#### [SELECTED EXCERPT]

* * * * * * *

Book Review: Aqueduct: Colonialism, Resources, and the Histories We Remember
It is now 100 years since the opening of the completed Winnipeg aqueduct brought fresh water to a growing city through an act of colonial violence and forgetting. Perry’s Aqueduct: Colonialism, Resources, and the Histories We Remember is a concise examination of this process.
Written shortly after the 2015 promise by the newly elected Liberal government to fund a road (Freedom Road) that would finally connect Shoal Lake 40 to the mainland, Aqueduct illustrates how local colonialism was intimately tied to the larger displacement of Indigenous peoples from lands and water.
Perry deftly shows that Winnipeg city boosters drew upon Ottawa’s complacency and disregard of Indigenous rights and interests, American expertise, as well as the larger western narratives of progress and terra nullius throughout the process of creating the aqueduct. The act of forgetting or remembering, discussed in Aqueduct, examines how the commemorations of the Winnipeg aqueduct celebrated western innovation, construction, forward thinking, public health, as well as many other interconnected narratives, while entirely neglecting to consider the impact on Indigenous people. Remembering the aqueduct became a process of forgetting the people of Shoal Lake 40 and Iskatewizaagegan.
Throughout Aqueduct, Perry points out how language is used to dispossess the Anishinaabeg of Shoal Lake. She notes how words such as “a few Indians” or “largely uninhabited” were utilized to minimize and create as well as sustain a notion among Settlers that the land was empty and ready for habitation or development. Perry also shows that this language remained consistent from the late 1800s to the 1950s and influences contemporary ignorance.
Moreover, the book shows the complicity of Indian Affairs in the process despite its legal obligations to ‘protect’ First Nations’ interests. Simply, Indian affairs sold Shoal Lake 40 reserve lands for a pittance without consultation or surrender under section 46 of the Indian Act.
Finally, it is readily apparent throughout each chapter how colonialism created the aqueduct and the narratives surrounding it, as well as how people in contemporary Winnipeg failed to register the impact on the people at the source of their water. As such, Winnipeg and its waters remain a centre of colonial control and expropriation.
Overall, this an excellent work that focusses on the local while placing it within the larger narrative of Canadian and western colonialism. It is a quick read; perfect for anyone, particularly undergraduate classes in colonialism, urban development, history, and Indigenous studies.
Adele Perry, Aqueduct: Colonialism, Resources, and the Histories We Remember, Winnipeg: ARP Books, 2017.

* * * * * * *

[Structured page parsing data]
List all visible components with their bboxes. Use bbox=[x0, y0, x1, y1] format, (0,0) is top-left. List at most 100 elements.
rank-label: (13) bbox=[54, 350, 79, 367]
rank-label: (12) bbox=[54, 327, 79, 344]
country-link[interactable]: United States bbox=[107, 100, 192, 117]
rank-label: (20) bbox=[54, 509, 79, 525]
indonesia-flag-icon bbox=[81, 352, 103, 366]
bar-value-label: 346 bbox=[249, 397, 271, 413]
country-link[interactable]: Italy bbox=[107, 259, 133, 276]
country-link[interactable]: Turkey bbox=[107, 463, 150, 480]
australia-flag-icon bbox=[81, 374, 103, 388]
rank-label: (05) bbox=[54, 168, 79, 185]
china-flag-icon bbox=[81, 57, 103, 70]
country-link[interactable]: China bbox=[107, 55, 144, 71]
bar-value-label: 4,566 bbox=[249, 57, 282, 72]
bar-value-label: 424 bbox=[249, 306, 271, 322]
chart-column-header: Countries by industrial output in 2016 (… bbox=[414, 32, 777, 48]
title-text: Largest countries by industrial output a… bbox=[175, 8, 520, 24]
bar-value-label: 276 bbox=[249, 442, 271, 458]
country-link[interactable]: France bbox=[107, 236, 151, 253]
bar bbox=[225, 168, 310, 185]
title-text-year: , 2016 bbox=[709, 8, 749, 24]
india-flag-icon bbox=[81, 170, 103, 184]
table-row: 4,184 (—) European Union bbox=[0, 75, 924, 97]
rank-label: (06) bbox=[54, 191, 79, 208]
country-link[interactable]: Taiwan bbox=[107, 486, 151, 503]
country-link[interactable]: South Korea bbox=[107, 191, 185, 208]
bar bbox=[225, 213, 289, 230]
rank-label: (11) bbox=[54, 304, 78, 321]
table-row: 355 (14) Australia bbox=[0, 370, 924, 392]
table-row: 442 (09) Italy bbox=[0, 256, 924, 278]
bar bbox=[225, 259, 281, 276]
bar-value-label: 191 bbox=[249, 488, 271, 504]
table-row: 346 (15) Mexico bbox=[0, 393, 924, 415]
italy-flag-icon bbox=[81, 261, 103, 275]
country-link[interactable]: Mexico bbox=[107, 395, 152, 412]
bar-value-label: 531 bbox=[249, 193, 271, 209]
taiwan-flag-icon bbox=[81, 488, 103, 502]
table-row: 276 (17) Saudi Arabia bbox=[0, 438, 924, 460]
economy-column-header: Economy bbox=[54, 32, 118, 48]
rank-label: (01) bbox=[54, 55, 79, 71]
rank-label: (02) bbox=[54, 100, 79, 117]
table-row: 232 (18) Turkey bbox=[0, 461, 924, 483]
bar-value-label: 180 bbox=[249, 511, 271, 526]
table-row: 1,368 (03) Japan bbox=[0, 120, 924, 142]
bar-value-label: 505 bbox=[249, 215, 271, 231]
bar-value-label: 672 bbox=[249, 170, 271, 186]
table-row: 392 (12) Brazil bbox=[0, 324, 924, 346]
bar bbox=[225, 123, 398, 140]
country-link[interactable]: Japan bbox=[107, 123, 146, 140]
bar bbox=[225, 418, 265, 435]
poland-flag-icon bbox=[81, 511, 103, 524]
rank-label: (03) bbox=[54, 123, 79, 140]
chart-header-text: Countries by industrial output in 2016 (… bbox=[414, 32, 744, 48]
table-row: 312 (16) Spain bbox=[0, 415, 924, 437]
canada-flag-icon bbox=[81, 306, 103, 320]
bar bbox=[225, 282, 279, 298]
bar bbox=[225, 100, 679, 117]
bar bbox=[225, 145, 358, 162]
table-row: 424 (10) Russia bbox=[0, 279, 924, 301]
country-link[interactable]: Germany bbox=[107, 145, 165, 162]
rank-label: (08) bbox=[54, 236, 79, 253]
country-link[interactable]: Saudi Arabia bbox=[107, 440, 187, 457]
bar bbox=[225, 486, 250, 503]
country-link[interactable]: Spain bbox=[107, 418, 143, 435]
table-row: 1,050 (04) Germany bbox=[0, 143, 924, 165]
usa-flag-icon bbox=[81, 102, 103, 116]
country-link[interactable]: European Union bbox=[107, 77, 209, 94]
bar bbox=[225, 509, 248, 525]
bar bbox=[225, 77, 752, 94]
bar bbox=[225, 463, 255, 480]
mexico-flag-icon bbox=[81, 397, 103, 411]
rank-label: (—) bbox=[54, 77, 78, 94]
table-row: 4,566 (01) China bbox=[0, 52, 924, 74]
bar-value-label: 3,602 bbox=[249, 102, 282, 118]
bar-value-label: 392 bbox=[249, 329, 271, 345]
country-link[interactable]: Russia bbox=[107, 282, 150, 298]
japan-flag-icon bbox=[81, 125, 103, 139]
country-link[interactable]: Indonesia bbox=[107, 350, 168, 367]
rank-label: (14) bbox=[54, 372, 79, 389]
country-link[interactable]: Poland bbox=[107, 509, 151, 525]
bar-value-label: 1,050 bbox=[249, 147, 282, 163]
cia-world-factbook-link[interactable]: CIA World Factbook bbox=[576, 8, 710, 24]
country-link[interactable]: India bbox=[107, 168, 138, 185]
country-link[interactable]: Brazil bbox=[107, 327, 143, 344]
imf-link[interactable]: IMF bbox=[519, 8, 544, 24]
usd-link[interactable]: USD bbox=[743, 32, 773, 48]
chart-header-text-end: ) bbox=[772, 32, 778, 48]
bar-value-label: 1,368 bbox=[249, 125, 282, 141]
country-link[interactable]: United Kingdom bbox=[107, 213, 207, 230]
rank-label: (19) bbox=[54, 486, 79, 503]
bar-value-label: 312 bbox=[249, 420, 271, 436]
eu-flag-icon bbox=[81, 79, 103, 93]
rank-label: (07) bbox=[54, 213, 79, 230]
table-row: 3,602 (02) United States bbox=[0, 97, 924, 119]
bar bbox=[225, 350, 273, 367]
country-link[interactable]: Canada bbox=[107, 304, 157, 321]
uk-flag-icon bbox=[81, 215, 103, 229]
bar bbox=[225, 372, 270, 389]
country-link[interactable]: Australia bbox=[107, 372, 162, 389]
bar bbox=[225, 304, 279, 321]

* * * * * * *

#### [WORK INSTRUCTIONS]
1 – In the Aqueduct book review above, copy out the stretch from "Overall, this an" through "and Indigenous studies.".
2 – According to the Aqueduct book review, which road did the newly elected Liberal government promise in 2015 to fund, and what would it connect?

#### [ANSWERS PROVIDED]
1 –
Overall, this an excellent work that focusses on the local while placing it within the larger narrative of Canadian and western colonialism. It is a quick read; perfect for anyone, particularly undergraduate classes in colonialism, urban development, history, and Indigenous studies.

2 – Freedom Road, which would connect Shoal Lake 40 to the mainland.